%%

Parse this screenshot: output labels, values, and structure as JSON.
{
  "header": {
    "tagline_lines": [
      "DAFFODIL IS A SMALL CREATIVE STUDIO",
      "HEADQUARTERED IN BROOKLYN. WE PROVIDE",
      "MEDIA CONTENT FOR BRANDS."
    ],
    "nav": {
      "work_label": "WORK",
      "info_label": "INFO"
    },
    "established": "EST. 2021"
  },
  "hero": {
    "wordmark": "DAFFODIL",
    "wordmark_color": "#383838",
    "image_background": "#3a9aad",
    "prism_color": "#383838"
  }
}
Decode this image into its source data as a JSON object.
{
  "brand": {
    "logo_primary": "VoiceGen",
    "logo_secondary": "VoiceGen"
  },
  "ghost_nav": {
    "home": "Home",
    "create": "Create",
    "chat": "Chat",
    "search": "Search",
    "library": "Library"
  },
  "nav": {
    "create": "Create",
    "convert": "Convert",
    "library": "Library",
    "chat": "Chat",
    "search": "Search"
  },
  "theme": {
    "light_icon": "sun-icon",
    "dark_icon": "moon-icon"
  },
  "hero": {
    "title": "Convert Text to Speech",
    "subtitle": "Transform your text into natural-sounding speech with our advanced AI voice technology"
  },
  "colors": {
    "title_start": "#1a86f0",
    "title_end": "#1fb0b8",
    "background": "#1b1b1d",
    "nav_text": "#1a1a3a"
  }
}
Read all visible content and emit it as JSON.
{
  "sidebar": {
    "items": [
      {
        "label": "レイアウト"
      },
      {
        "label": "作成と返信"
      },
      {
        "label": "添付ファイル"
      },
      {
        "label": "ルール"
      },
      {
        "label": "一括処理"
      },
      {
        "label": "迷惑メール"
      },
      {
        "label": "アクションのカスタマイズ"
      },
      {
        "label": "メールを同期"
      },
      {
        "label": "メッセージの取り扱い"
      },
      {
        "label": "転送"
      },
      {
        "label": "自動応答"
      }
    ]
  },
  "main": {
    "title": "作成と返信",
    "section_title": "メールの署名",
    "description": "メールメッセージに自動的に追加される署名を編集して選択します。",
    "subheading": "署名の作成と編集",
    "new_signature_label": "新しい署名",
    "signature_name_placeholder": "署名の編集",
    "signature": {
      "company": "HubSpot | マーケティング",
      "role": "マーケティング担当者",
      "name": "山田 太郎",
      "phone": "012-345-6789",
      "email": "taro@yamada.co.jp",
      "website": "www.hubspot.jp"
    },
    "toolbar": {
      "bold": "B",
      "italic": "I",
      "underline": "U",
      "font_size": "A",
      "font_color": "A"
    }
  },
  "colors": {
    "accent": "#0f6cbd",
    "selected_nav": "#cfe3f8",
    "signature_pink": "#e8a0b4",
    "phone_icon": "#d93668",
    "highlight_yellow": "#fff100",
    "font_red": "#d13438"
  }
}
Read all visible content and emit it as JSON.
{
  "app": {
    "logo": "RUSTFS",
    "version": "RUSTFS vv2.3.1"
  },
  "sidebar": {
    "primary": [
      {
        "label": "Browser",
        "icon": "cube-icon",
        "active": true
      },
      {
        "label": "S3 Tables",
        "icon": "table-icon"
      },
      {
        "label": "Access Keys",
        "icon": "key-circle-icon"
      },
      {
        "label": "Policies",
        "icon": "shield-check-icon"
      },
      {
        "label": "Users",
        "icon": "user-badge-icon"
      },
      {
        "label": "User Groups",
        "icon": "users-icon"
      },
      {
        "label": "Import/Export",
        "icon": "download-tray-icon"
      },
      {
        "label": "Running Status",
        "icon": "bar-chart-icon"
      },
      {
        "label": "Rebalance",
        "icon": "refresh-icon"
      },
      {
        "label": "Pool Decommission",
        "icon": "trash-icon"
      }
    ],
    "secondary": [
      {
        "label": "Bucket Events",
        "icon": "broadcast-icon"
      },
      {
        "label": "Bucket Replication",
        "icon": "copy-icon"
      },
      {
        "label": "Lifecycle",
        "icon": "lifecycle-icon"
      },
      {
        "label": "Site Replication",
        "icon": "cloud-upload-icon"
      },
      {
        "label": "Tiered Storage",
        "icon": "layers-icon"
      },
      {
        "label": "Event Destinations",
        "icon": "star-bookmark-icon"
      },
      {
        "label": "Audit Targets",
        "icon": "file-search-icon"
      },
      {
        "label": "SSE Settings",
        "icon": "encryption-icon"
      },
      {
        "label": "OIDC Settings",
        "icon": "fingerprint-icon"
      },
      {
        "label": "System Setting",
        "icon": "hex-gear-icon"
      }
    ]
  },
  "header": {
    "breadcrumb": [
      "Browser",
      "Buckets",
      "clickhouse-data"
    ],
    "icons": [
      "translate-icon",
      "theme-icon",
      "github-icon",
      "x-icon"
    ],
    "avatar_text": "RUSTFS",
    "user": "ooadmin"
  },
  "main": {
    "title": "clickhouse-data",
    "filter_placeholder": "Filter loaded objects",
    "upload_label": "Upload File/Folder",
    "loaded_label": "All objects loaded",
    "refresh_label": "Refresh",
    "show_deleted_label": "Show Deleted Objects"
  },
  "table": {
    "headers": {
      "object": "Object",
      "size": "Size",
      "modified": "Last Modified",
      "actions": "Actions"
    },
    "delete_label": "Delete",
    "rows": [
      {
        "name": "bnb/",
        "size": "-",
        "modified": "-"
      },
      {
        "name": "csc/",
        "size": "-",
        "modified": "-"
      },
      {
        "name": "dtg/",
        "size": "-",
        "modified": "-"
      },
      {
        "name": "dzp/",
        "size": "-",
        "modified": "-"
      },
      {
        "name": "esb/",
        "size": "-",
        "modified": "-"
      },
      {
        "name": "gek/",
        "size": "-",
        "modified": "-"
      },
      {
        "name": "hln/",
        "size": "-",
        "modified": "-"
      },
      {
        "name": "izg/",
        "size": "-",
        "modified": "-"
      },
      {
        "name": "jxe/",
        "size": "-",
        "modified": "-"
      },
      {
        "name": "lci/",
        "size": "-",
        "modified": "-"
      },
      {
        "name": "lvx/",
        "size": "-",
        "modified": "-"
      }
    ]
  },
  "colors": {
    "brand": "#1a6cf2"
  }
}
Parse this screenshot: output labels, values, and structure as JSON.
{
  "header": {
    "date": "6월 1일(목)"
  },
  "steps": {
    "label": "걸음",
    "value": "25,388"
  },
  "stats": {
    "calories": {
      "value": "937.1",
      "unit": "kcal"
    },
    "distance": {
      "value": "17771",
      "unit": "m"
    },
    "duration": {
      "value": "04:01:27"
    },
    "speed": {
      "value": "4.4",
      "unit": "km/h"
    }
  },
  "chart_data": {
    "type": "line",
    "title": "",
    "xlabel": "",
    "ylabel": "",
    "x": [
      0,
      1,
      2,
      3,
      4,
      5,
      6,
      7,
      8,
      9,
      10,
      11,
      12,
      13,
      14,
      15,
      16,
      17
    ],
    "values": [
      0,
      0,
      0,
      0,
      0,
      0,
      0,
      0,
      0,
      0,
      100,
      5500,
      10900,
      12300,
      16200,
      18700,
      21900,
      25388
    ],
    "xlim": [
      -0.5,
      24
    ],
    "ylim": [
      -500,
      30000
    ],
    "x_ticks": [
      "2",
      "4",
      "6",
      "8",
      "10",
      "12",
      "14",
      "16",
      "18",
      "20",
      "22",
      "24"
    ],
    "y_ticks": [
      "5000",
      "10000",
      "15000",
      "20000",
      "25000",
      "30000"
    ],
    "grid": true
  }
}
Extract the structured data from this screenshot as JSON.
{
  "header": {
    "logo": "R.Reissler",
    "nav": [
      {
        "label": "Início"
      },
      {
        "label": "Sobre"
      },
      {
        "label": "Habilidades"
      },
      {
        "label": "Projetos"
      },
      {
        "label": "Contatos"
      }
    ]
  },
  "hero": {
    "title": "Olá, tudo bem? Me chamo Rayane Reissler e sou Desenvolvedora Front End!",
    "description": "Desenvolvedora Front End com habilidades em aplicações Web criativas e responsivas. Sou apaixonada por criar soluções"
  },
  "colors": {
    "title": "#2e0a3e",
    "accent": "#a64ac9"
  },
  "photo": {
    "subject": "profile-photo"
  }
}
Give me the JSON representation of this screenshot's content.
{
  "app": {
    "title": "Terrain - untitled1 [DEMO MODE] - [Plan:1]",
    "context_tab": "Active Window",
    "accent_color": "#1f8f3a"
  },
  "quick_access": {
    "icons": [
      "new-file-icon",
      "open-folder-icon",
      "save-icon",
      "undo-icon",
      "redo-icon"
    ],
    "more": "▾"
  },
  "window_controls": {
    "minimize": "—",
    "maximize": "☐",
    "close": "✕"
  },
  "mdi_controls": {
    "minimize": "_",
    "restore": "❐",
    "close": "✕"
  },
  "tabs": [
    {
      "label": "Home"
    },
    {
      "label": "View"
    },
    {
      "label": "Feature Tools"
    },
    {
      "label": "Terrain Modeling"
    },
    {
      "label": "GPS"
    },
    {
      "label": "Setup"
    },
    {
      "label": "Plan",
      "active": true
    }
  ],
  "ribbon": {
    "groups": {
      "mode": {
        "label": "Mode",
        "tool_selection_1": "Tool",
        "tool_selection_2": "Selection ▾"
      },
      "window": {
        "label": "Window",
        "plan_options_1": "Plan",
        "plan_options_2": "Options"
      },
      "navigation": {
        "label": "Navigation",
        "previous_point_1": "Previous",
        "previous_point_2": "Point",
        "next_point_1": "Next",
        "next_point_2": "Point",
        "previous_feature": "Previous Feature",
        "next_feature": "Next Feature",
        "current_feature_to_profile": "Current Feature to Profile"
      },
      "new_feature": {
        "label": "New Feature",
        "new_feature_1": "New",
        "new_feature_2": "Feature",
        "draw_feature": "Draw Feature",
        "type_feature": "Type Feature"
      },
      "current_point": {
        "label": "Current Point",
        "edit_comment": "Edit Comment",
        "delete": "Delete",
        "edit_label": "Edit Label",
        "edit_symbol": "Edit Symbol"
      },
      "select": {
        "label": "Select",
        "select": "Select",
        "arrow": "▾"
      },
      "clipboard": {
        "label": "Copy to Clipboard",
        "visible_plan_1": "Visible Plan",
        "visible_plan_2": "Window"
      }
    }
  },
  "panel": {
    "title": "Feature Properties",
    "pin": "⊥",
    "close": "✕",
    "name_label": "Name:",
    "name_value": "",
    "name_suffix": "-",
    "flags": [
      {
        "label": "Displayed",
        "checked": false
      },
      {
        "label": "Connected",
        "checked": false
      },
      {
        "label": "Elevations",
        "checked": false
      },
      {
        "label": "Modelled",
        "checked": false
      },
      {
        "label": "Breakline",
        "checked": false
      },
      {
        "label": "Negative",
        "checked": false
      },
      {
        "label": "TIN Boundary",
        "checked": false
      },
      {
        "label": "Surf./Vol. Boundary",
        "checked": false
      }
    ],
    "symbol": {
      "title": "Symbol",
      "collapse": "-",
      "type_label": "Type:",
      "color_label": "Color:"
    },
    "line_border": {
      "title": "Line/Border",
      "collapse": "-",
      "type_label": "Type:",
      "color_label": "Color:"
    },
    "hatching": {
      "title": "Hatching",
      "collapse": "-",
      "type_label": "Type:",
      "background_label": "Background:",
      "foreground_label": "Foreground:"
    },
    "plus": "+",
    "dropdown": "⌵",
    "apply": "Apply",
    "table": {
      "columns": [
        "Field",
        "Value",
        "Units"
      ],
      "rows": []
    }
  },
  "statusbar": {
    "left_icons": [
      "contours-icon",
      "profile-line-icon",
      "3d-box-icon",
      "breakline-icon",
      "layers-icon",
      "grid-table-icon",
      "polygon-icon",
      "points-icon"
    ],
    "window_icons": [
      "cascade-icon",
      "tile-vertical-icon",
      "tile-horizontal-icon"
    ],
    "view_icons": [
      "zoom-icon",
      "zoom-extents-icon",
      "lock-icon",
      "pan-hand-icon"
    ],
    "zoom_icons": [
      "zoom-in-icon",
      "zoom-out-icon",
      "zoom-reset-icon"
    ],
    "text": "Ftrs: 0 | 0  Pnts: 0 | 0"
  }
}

%%

YOUR TASK: Gather all lines from the records above in which "Front" appears.

EXPECTED ANSWER:
    "title": "Olá, tudo bem? Me chamo Rayane Reissler e sou Desenvolvedora Front End!",
    "description": "Desenvolvedora Front End com habilidades em aplicações Web criativas e responsivas. Sou apaixonada por criar soluções"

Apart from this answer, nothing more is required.